* START Data for this exercise *

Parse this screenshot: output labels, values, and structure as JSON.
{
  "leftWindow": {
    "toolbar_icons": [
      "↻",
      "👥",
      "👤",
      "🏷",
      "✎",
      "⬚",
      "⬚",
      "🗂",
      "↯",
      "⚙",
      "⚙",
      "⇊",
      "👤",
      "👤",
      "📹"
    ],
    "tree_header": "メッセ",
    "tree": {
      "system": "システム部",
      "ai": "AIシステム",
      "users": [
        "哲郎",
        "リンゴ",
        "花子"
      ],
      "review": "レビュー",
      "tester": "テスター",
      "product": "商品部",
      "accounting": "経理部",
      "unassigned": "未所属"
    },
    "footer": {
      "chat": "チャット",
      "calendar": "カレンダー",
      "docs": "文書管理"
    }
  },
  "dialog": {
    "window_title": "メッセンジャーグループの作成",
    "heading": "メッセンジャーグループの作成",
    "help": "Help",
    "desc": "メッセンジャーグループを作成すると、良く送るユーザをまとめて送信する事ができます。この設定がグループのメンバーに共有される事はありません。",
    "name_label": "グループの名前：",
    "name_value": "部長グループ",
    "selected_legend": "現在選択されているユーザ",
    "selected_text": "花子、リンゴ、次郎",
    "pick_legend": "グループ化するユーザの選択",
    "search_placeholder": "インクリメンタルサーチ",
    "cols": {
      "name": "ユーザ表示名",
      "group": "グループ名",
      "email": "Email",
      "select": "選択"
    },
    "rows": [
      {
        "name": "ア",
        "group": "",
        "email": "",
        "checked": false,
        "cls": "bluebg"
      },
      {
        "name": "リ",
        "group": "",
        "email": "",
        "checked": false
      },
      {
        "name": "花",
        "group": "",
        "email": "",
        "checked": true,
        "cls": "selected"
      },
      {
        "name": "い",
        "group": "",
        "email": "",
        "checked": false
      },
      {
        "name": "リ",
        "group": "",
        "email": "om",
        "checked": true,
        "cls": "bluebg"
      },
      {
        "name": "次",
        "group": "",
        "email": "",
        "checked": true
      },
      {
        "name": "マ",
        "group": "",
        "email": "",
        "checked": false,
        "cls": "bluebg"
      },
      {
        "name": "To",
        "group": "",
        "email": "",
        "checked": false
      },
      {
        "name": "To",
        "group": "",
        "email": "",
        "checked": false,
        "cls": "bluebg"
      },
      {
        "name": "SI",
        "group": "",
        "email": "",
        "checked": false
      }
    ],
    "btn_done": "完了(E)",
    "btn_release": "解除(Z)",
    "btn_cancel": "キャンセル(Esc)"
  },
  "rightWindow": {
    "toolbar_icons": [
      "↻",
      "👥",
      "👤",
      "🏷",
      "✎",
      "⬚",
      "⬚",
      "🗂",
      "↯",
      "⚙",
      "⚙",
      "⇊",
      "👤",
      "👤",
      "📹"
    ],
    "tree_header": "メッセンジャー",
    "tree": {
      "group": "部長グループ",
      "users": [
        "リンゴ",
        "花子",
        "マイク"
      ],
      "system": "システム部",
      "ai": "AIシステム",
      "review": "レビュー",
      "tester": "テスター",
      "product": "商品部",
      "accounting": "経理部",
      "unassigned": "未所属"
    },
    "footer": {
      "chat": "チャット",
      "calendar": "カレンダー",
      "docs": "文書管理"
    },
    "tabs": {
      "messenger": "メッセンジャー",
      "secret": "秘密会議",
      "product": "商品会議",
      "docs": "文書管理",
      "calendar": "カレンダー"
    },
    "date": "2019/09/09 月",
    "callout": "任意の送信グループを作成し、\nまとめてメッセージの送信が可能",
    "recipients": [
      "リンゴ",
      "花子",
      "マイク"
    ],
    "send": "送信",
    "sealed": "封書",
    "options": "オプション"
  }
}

* END Data for this exercise *

◆ Task to carry out ◆
All of the material must be reproduced exactly.

◆ Solution to this problem ◆
Parse this screenshot: output labels, values, and structure as JSON.
{
  "leftWindow": {
    "toolbar_icons": [
      "↻",
      "👥",
      "👤",
      "🏷",
      "✎",
      "⬚",
      "⬚",
      "🗂",
      "↯",
      "⚙",
      "⚙",
      "⇊",
      "👤",
      "👤",
      "📹"
    ],
    "tree_header": "メッセ",
    "tree": {
      "system": "システム部",
      "ai": "AIシステム",
      "users": [
        "哲郎",
        "リンゴ",
        "花子"
      ],
      "review": "レビュー",
      "tester": "テスター",
      "product": "商品部",
      "accounting": "経理部",
      "unassigned": "未所属"
    },
    "footer": {
      "chat": "チャット",
      "calendar": "カレンダー",
      "docs": "文書管理"
    }
  },
  "dialog": {
    "window_title": "メッセンジャーグループの作成",
    "heading": "メッセンジャーグループの作成",
    "help": "Help",
    "desc": "メッセンジャーグループを作成すると、良く送るユーザをまとめて送信する事ができます。この設定がグループのメンバーに共有される事はありません。",
    "name_label": "グループの名前：",
    "name_value": "部長グループ",
    "selected_legend": "現在選択されているユーザ",
    "selected_text": "花子、リンゴ、次郎",
    "pick_legend": "グループ化するユーザの選択",
    "search_placeholder": "インクリメンタルサーチ",
    "cols": {
      "name": "ユーザ表示名",
      "group": "グループ名",
      "email": "Email",
      "select": "選択"
    },
    "rows": [
      {
        "name": "ア",
        "group": "",
        "email": "",
        "checked": false,
        "cls": "bluebg"
      },
      {
        "name": "リ",
        "group": "",
        "email": "",
        "checked": false
      },
      {
        "name": "花",
        "group": "",
        "email": "",
        "checked": true,
        "cls": "selected"
      },
      {
        "name": "い",
        "group": "",
        "email": "",
        "checked": false
      },
      {
        "name": "リ",
        "group": "",
        "email": "om",
        "checked": true,
        "cls": "bluebg"
      },
      {
        "name": "次",
        "group": "",
        "email": "",
        "checked": true
      },
      {
        "name": "マ",
        "group": "",
        "email": "",
        "checked": false,
        "cls": "bluebg"
      },
      {
        "name": "To",
        "group": "",
        "email": "",
        "checked": false
      },
      {
        "name": "To",
        "group": "",
        "email": "",
        "checked": false,
        "cls": "bluebg"
      },
      {
        "name": "SI",
        "group": "",
        "email": "",
        "checked": false
      }
    ],
    "btn_done": "完了(E)",
    "btn_release": "解除(Z)",
    "btn_cancel": "キャンセル(Esc)"
  },
  "rightWindow": {
    "toolbar_icons": [
      "↻",
      "👥",
      "👤",
      "🏷",
      "✎",
      "⬚",
      "⬚",
      "🗂",
      "↯",
      "⚙",
      "⚙",
      "⇊",
      "👤",
      "👤",
      "📹"
    ],
    "tree_header": "メッセンジャー",
    "tree": {
      "group": "部長グループ",
      "users": [
        "リンゴ",
        "花子",
        "マイク"
      ],
      "system": "システム部",
      "ai": "AIシステム",
      "review": "レビュー",
      "tester": "テスター",
      "product": "商品部",
      "accounting": "経理部",
      "unassigned": "未所属"
    },
    "footer": {
      "chat": "チャット",
      "calendar": "カレンダー",
      "docs": "文書管理"
    },
    "tabs": {
      "messenger": "メッセンジャー",
      "secret": "秘密会議",
      "product": "商品会議",
      "docs": "文書管理",
      "calendar": "カレンダー"
    },
    "date": "2019/09/09 月",
    "callout": "任意の送信グループを作成し、\nまとめてメッセージの送信が可能",
    "recipients": [
      "リンゴ",
      "花子",
      "マイク"
    ],
    "send": "送信",
    "sealed": "封書",
    "options": "オプション"
  }
}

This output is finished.